** RECORD EXTRACTS **
>> Begin

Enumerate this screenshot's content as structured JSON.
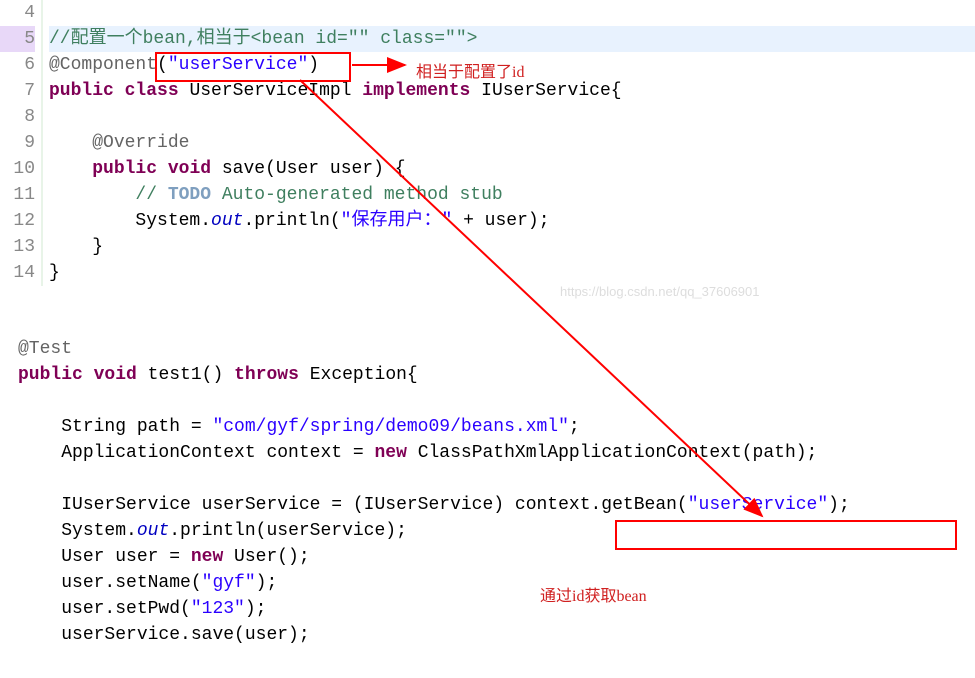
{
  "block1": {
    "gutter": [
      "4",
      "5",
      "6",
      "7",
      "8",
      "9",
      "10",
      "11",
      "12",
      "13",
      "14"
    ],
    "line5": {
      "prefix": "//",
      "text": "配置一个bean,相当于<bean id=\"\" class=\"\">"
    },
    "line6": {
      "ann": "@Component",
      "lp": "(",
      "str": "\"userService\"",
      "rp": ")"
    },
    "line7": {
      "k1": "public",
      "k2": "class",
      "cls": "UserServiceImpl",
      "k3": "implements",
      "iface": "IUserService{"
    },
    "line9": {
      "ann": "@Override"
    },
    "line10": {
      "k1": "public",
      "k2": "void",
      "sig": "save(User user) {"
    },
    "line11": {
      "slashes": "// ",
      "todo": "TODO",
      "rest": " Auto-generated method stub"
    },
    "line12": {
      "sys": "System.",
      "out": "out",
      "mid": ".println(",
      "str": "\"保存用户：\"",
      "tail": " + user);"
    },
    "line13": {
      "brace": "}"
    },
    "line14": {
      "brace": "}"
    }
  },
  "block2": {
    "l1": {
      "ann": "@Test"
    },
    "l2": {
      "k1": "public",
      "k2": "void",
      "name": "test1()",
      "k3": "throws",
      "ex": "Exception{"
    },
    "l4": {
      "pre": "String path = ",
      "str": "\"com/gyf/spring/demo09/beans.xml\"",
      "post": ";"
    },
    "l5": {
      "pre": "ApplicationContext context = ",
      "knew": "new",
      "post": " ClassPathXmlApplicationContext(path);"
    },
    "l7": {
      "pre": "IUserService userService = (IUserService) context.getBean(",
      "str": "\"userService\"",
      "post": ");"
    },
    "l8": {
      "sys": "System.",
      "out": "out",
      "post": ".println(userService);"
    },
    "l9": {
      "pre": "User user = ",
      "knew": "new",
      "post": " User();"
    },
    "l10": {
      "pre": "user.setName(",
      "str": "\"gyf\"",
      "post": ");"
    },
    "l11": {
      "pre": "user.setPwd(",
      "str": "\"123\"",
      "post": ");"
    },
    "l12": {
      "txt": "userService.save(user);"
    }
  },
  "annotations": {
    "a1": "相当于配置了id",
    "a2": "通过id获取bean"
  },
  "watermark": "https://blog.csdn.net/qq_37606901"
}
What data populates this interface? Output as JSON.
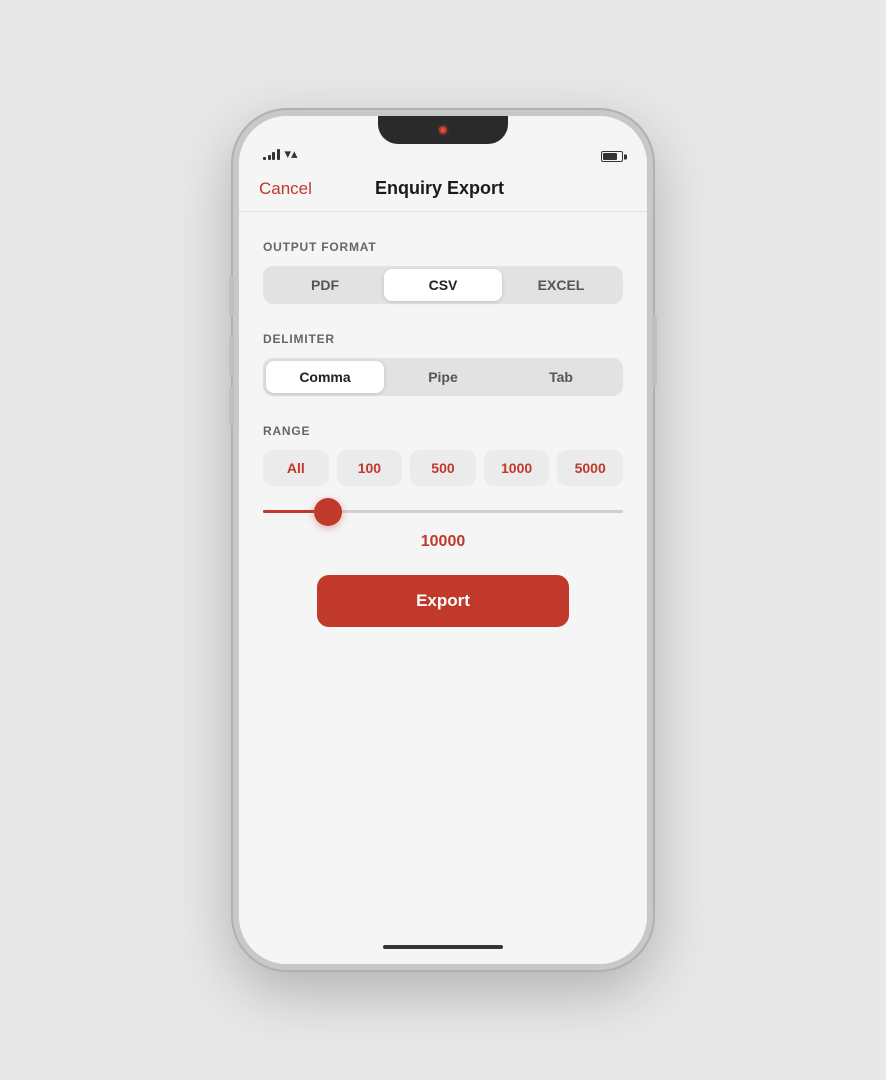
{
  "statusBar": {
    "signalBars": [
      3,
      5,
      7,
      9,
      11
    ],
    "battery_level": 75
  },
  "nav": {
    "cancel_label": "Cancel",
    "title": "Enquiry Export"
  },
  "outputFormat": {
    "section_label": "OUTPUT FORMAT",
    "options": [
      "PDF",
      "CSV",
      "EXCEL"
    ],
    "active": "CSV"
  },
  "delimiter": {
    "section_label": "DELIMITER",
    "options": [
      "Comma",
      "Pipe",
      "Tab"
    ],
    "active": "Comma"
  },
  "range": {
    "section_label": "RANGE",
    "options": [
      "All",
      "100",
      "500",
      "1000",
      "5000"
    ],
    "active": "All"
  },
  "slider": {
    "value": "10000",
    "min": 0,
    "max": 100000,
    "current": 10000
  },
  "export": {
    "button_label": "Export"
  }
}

>> End

** WHAT THE TASK REQUIRES **
Skip every picture and transcribe the data above exactly.

** EXERCISE RESPONSE **
Enumerate this screenshot's content as structured JSON.
{
  "block1": {
    "gutter": [
      "4",
      "5",
      "6",
      "7",
      "8",
      "9",
      "10",
      "11",
      "12",
      "13",
      "14"
    ],
    "line5": {
      "prefix": "//",
      "text": "配置一个bean,相当于<bean id=\"\" class=\"\">"
    },
    "line6": {
      "ann": "@Component",
      "lp": "(",
      "str": "\"userService\"",
      "rp": ")"
    },
    "line7": {
      "k1": "public",
      "k2": "class",
      "cls": "UserServiceImpl",
      "k3": "implements",
      "iface": "IUserService{"
    },
    "line9": {
      "ann": "@Override"
    },
    "line10": {
      "k1": "public",
      "k2": "void",
      "sig": "save(User user) {"
    },
    "line11": {
      "slashes": "// ",
      "todo": "TODO",
      "rest": " Auto-generated method stub"
    },
    "line12": {
      "sys": "System.",
      "out": "out",
      "mid": ".println(",
      "str": "\"保存用户：\"",
      "tail": " + user);"
    },
    "line13": {
      "brace": "}"
    },
    "line14": {
      "brace": "}"
    }
  },
  "block2": {
    "l1": {
      "ann": "@Test"
    },
    "l2": {
      "k1": "public",
      "k2": "void",
      "name": "test1()",
      "k3": "throws",
      "ex": "Exception{"
    },
    "l4": {
      "pre": "String path = ",
      "str": "\"com/gyf/spring/demo09/beans.xml\"",
      "post": ";"
    },
    "l5": {
      "pre": "ApplicationContext context = ",
      "knew": "new",
      "post": " ClassPathXmlApplicationContext(path);"
    },
    "l7": {
      "pre": "IUserService userService = (IUserService) context.getBean(",
      "str": "\"userService\"",
      "post": ");"
    },
    "l8": {
      "sys": "System.",
      "out": "out",
      "post": ".println(userService);"
    },
    "l9": {
      "pre": "User user = ",
      "knew": "new",
      "post": " User();"
    },
    "l10": {
      "pre": "user.setName(",
      "str": "\"gyf\"",
      "post": ");"
    },
    "l11": {
      "pre": "user.setPwd(",
      "str": "\"123\"",
      "post": ");"
    },
    "l12": {
      "txt": "userService.save(user);"
    }
  },
  "annotations": {
    "a1": "相当于配置了id",
    "a2": "通过id获取bean"
  },
  "watermark": "https://blog.csdn.net/qq_37606901"
}
What data populates this interface? Output as JSON.
{
  "statusBar": {
    "signalBars": [
      3,
      5,
      7,
      9,
      11
    ],
    "battery_level": 75
  },
  "nav": {
    "cancel_label": "Cancel",
    "title": "Enquiry Export"
  },
  "outputFormat": {
    "section_label": "OUTPUT FORMAT",
    "options": [
      "PDF",
      "CSV",
      "EXCEL"
    ],
    "active": "CSV"
  },
  "delimiter": {
    "section_label": "DELIMITER",
    "options": [
      "Comma",
      "Pipe",
      "Tab"
    ],
    "active": "Comma"
  },
  "range": {
    "section_label": "RANGE",
    "options": [
      "All",
      "100",
      "500",
      "1000",
      "5000"
    ],
    "active": "All"
  },
  "slider": {
    "value": "10000",
    "min": 0,
    "max": 100000,
    "current": 10000
  },
  "export": {
    "button_label": "Export"
  }
}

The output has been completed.